To be done: Each entry must appear again exactly as it does in the source.

--- Information provided ---

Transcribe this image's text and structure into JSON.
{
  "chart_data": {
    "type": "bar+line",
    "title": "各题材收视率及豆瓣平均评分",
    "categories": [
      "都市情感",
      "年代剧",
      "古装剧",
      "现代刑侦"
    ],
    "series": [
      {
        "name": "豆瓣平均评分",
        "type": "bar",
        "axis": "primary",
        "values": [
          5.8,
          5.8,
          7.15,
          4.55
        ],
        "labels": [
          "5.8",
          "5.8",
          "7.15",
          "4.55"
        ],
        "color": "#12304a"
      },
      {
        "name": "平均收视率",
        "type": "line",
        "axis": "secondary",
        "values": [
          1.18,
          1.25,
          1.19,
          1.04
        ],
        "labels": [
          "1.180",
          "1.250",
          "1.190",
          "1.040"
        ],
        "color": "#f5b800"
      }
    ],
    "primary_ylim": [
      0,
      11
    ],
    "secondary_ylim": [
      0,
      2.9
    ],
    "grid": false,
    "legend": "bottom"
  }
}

---

Correct response:
Transcribe this image's text and structure into JSON.
{
  "chart_data": {
    "type": "bar+line",
    "title": "各题材收视率及豆瓣平均评分",
    "categories": [
      "都市情感",
      "年代剧",
      "古装剧",
      "现代刑侦"
    ],
    "series": [
      {
        "name": "豆瓣平均评分",
        "type": "bar",
        "axis": "primary",
        "values": [
          5.8,
          5.8,
          7.15,
          4.55
        ],
        "labels": [
          "5.8",
          "5.8",
          "7.15",
          "4.55"
        ],
        "color": "#12304a"
      },
      {
        "name": "平均收视率",
        "type": "line",
        "axis": "secondary",
        "values": [
          1.18,
          1.25,
          1.19,
          1.04
        ],
        "labels": [
          "1.180",
          "1.250",
          "1.190",
          "1.040"
        ],
        "color": "#f5b800"
      }
    ],
    "primary_ylim": [
      0,
      11
    ],
    "secondary_ylim": [
      0,
      2.9
    ],
    "grid": false,
    "legend": "bottom"
  }
}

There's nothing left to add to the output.